===== Data to process =====

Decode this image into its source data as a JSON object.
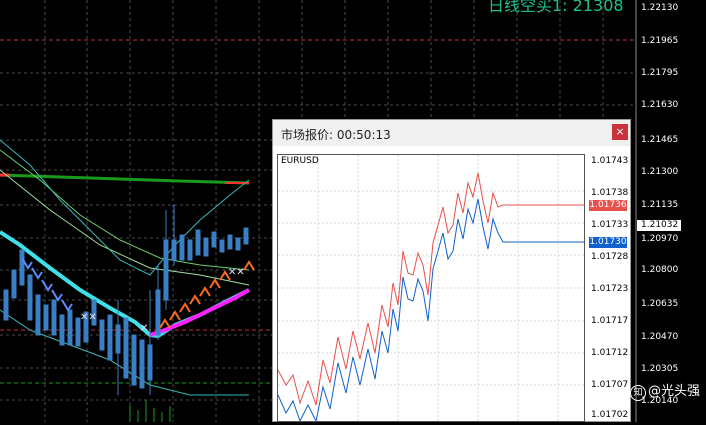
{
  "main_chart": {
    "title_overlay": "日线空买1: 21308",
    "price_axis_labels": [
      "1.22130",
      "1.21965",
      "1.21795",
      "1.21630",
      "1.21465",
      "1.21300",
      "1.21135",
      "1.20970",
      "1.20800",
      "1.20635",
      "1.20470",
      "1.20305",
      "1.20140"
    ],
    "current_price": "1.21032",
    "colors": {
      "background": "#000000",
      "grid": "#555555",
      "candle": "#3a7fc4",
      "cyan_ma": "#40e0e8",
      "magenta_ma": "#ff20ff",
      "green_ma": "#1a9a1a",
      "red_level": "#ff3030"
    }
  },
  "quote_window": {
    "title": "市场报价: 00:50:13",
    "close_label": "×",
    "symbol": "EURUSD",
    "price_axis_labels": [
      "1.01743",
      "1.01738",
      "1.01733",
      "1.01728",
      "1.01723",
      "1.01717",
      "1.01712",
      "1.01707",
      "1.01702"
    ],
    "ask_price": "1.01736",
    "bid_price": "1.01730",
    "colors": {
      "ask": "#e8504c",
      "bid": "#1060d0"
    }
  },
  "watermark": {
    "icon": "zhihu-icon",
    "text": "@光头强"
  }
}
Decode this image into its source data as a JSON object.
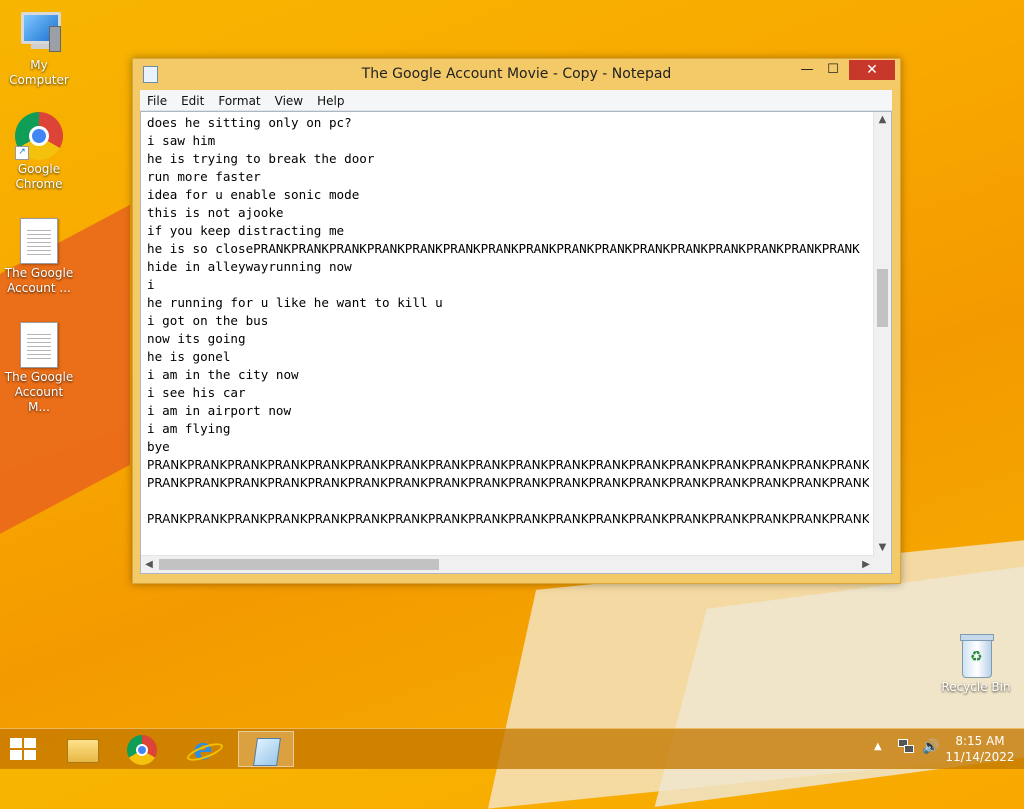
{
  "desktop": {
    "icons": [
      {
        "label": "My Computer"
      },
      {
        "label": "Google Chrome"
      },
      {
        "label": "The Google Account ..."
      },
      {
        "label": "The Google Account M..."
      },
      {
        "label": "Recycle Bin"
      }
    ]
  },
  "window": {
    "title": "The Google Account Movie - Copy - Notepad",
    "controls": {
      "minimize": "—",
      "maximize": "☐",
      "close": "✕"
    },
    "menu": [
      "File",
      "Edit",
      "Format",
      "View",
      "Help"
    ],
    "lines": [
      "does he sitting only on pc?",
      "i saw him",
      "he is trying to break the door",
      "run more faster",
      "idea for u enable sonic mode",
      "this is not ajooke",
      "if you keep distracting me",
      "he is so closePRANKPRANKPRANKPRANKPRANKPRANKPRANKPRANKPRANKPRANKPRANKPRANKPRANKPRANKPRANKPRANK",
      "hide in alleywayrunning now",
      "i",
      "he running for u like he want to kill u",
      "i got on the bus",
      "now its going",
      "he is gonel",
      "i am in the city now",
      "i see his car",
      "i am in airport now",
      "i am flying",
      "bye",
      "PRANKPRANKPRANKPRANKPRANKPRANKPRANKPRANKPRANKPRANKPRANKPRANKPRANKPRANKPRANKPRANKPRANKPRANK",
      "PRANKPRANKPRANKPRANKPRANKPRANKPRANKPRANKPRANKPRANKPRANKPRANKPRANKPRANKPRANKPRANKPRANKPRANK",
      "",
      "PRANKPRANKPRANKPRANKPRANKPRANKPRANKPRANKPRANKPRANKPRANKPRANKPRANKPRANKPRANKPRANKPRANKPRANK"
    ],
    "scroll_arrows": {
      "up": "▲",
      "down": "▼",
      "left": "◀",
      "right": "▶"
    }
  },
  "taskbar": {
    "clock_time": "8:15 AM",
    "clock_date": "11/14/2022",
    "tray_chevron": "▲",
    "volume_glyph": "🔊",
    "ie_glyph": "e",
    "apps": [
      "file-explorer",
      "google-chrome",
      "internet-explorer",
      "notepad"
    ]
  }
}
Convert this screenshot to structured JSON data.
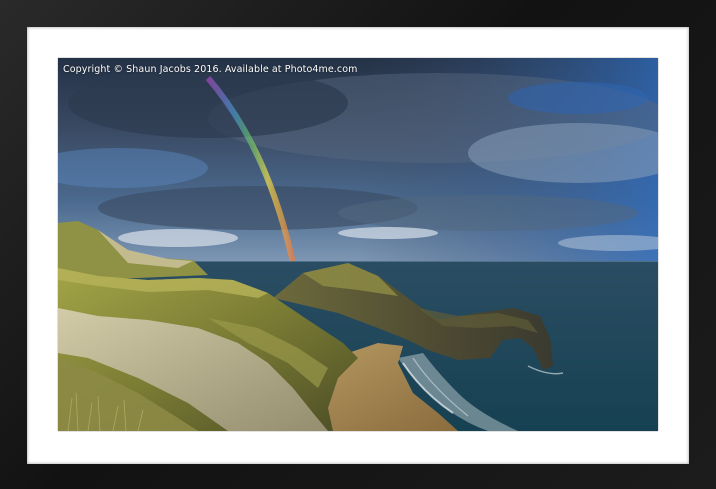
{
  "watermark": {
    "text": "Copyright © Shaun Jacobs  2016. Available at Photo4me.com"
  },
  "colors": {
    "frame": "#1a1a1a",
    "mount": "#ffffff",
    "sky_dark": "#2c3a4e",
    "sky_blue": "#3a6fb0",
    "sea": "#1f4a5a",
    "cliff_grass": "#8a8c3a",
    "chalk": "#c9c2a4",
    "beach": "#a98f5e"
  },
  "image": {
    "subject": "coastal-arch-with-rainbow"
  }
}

=====
===== Data to process =====

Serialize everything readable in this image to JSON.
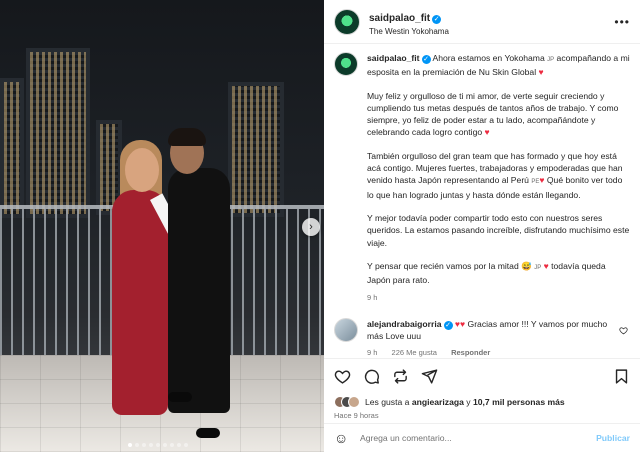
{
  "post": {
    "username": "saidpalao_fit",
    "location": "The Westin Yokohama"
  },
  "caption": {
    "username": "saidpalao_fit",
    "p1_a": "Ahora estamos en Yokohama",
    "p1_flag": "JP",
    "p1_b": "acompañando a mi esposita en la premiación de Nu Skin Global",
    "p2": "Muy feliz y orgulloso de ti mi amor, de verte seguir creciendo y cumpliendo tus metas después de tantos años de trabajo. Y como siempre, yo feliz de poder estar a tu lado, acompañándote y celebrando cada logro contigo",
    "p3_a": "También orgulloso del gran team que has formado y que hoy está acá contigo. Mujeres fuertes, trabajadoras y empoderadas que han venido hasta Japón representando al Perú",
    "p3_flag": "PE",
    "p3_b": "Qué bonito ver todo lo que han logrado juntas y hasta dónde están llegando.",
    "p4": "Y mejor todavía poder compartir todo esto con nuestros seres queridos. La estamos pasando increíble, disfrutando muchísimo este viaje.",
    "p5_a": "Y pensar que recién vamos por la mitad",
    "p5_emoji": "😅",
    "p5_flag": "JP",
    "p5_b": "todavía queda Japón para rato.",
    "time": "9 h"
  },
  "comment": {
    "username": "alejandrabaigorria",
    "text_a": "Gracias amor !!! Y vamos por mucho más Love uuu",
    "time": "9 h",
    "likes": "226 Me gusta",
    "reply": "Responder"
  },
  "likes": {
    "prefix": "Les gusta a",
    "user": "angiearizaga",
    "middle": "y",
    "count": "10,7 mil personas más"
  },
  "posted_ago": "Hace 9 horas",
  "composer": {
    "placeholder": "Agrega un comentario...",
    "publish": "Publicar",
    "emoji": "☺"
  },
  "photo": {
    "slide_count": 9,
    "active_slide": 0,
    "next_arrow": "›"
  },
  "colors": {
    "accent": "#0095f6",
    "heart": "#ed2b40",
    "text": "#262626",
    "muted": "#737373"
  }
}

=====

• Exercise:
Identify and copy the lines holding the word "todavía".

• Reply to the task:
    "p4": "Y mejor todavía poder compartir todo esto con nuestros seres queridos. La estamos pasando increíble, disfrutando muchísimo este viaje.",
    "p5_b": "todavía queda Japón para rato.",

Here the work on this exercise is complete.